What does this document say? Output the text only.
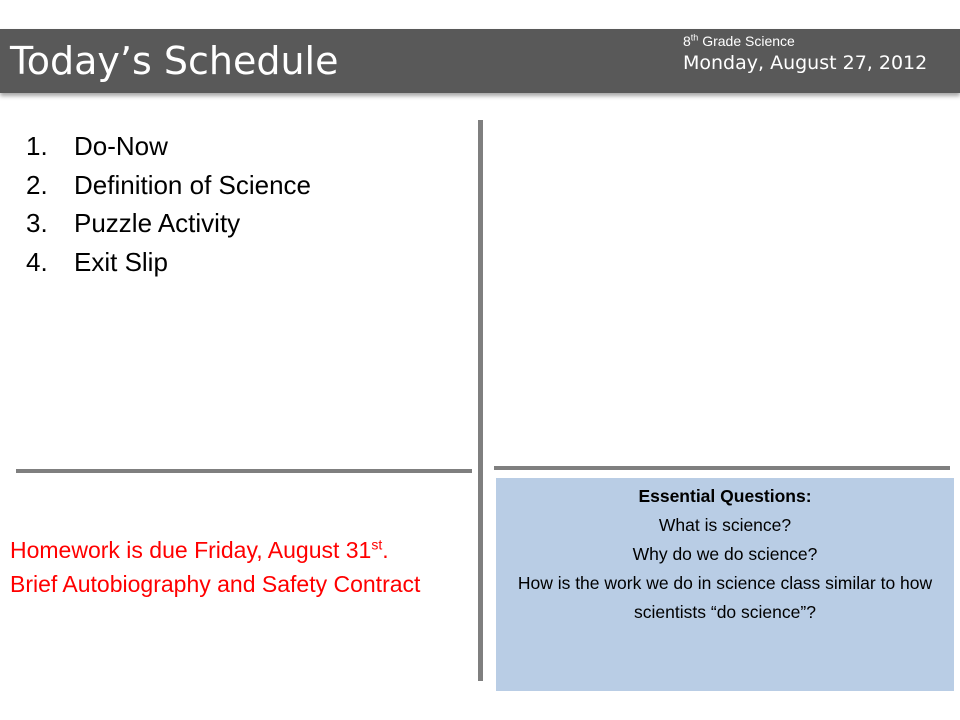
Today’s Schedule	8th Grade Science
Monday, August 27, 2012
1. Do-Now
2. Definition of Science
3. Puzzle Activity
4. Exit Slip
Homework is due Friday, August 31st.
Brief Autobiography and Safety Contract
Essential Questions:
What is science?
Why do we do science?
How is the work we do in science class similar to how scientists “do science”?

· · · · · · ·

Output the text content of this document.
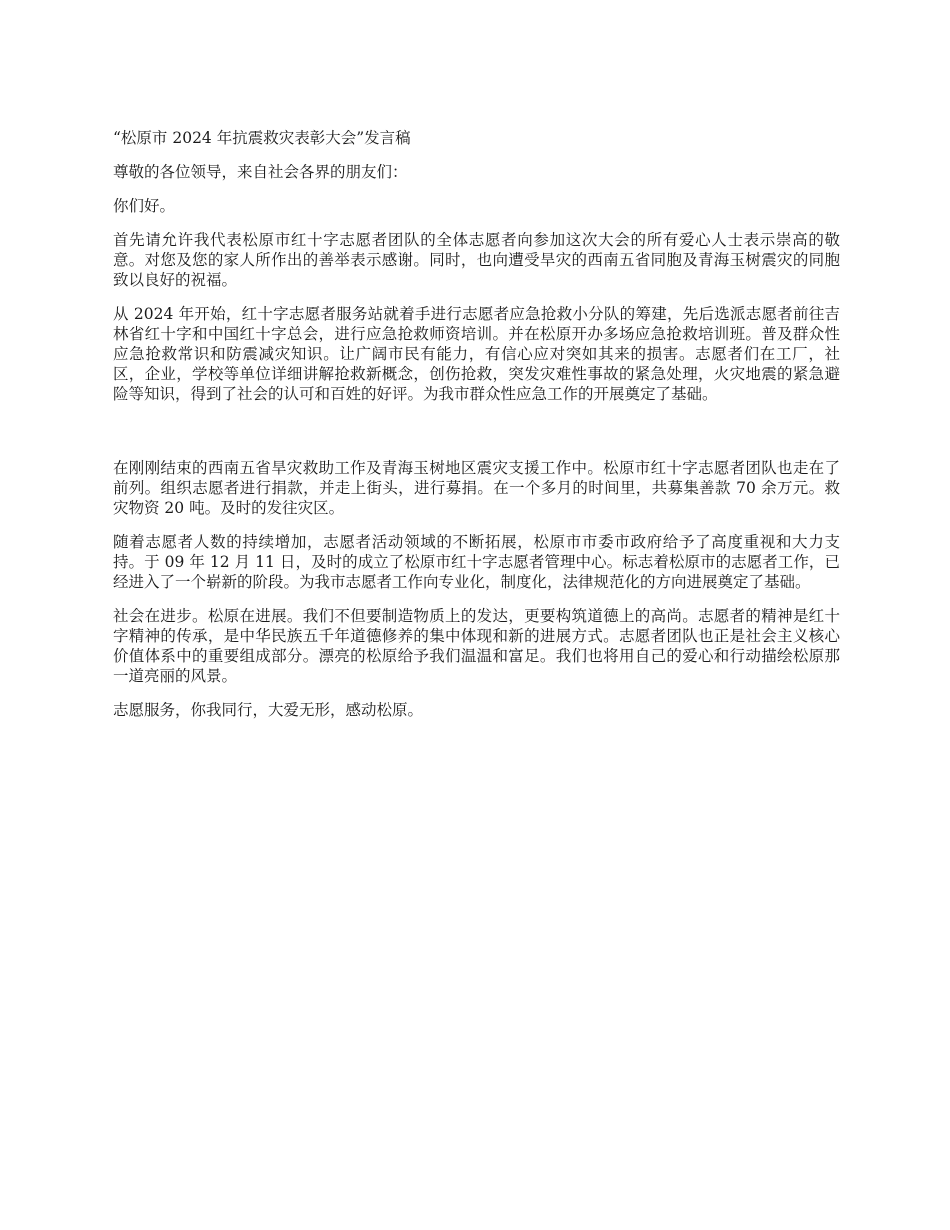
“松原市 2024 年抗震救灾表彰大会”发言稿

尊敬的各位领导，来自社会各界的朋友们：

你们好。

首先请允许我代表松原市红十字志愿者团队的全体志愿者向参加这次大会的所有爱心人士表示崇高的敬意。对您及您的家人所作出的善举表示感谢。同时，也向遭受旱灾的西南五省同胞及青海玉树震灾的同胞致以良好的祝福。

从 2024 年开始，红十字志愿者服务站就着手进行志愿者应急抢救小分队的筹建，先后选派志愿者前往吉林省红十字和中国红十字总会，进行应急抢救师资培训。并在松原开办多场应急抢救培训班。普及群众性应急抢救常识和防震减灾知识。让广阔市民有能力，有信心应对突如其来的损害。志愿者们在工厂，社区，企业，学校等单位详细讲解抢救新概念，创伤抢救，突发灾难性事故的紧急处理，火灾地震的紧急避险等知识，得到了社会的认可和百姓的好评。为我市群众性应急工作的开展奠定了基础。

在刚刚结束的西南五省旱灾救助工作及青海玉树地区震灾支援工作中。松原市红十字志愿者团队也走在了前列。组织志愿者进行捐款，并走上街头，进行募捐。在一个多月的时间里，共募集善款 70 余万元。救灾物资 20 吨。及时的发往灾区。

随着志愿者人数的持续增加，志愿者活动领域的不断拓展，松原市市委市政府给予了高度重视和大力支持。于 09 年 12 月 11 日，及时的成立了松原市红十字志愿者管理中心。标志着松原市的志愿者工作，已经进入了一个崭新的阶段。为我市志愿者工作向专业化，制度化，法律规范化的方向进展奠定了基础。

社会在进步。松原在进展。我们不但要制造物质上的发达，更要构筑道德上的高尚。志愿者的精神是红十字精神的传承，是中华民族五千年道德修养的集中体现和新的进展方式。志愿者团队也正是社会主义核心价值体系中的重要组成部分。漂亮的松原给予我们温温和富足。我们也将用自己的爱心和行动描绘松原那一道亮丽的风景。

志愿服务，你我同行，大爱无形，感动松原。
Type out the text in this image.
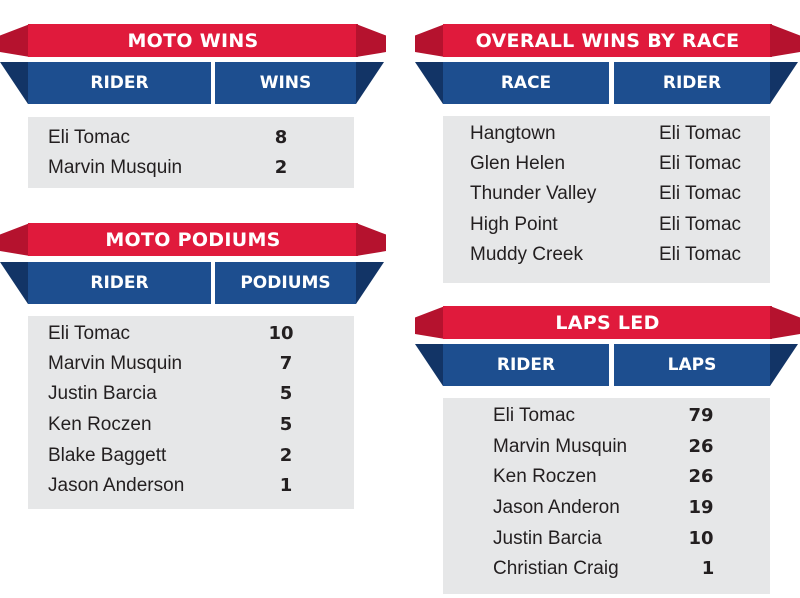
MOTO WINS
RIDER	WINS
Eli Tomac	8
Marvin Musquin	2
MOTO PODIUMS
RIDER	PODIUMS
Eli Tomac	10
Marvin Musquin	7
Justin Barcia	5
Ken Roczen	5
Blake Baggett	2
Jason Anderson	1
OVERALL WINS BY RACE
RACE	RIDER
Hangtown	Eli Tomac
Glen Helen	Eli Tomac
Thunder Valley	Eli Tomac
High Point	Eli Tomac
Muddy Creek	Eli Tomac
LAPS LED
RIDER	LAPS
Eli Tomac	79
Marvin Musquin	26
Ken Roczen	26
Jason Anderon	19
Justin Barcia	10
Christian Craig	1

· · · · · · ·

Challenge —
Go through the material and copy out every line with "text" in it.

Response —
What does this document say? Output the text only.
Output the text content of this document.
Type out the text in this image.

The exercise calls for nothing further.